Scan the entries below and extract each line with the word "title" in it.

**** Given entries

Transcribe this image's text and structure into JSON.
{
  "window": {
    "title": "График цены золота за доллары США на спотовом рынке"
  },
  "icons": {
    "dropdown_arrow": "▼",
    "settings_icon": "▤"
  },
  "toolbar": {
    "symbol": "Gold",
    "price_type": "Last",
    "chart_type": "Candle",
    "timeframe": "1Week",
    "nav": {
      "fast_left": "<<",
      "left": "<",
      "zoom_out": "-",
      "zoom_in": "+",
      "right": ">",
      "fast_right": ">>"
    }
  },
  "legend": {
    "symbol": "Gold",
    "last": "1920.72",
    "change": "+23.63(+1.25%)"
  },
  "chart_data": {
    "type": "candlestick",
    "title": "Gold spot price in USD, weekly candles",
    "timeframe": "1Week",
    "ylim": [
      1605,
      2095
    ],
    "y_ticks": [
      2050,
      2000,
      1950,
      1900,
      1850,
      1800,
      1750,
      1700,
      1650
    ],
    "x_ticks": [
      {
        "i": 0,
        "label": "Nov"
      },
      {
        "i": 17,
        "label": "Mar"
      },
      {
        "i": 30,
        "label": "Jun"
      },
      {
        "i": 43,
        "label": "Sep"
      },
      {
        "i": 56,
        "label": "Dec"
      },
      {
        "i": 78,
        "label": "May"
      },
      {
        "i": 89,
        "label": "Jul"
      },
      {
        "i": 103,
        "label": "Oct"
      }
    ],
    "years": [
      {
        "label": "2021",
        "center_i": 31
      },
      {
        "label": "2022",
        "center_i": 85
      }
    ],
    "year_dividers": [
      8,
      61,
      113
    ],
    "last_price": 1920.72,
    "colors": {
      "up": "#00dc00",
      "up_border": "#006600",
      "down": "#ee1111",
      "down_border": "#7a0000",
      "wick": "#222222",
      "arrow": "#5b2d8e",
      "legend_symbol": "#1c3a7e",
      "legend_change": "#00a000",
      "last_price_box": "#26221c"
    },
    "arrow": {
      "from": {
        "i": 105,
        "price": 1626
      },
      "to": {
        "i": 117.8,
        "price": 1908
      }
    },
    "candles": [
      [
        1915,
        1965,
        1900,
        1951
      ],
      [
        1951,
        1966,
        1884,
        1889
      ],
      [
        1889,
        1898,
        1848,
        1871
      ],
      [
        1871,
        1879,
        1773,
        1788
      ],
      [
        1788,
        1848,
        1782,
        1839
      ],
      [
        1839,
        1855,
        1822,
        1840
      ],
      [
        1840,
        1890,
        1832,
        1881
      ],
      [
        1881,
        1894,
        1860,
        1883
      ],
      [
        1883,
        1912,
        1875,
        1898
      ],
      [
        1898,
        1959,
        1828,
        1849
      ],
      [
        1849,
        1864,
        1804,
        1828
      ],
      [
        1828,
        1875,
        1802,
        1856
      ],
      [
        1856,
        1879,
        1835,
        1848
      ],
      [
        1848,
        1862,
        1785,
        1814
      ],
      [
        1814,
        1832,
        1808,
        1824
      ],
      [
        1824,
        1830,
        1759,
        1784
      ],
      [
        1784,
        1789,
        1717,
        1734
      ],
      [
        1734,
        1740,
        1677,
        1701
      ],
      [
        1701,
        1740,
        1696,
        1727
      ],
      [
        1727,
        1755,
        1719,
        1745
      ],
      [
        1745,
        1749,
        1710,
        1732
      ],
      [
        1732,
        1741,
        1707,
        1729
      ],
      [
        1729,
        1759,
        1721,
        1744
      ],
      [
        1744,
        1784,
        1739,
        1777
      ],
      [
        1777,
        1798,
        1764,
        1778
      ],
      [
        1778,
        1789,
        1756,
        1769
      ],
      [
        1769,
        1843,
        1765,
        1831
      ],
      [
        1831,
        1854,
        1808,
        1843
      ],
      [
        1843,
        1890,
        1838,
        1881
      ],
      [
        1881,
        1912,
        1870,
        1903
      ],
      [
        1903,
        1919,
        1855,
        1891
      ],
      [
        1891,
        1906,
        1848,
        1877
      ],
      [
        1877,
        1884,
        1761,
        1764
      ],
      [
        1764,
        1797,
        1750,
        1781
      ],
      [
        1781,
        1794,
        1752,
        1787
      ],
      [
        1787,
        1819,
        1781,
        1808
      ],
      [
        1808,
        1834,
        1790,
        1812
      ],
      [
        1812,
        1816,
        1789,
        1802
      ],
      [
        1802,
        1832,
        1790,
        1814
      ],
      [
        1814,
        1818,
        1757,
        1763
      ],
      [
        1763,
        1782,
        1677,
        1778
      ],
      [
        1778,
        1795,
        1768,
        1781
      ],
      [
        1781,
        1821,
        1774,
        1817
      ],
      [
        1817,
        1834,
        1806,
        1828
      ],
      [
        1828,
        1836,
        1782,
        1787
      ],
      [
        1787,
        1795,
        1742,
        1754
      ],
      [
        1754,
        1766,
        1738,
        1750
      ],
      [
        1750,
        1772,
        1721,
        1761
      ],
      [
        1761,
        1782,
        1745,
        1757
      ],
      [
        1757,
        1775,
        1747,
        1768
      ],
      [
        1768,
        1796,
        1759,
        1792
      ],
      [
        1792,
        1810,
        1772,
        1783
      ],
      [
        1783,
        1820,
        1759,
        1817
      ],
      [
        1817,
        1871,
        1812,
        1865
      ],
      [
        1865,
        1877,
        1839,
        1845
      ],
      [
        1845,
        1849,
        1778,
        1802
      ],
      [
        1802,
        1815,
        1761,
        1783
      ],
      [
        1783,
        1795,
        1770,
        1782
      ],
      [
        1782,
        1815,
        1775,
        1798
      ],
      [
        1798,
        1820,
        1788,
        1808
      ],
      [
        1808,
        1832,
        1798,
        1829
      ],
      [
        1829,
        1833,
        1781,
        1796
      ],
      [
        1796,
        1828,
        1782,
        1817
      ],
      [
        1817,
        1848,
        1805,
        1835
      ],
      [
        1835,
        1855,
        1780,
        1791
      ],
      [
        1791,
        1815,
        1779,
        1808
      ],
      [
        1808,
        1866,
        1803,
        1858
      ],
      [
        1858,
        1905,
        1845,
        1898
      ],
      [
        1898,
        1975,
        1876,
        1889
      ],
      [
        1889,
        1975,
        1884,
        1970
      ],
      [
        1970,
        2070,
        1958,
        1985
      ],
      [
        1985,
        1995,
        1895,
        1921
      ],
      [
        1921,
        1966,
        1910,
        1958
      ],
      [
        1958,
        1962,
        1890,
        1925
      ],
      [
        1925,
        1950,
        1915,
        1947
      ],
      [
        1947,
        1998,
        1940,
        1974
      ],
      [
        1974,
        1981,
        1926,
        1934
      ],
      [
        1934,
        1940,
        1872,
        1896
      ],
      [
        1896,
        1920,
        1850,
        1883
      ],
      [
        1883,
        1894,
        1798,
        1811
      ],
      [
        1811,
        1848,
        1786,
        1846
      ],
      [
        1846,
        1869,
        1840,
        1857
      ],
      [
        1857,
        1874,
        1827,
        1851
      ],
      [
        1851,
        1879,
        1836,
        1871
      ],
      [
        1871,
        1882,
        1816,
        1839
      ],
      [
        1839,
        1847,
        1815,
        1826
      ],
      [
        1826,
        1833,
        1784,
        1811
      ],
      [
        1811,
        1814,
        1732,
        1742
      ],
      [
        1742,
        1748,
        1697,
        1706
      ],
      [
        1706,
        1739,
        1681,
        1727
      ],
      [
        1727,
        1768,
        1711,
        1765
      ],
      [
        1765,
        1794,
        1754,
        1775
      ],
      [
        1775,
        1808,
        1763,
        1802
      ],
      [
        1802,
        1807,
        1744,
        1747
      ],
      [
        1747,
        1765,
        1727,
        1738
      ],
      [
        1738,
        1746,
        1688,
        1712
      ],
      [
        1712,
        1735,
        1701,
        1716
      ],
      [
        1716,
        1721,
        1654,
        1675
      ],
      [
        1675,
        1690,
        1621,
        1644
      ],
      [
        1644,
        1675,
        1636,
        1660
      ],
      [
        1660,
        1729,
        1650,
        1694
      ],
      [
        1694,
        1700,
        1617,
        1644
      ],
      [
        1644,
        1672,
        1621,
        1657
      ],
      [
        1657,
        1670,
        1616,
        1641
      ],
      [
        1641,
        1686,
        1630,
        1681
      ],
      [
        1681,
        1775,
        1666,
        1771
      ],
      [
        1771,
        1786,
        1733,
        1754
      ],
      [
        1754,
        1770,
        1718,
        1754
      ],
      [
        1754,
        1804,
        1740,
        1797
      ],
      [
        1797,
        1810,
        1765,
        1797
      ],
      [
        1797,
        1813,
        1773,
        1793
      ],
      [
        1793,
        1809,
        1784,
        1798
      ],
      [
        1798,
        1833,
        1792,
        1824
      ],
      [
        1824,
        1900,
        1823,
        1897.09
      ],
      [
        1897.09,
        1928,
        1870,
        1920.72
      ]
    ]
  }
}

********

*Task solution*:
    "title": "График цены золота за доллары США на спотовом рынке"
    "title": "Gold spot price in USD, weekly candles",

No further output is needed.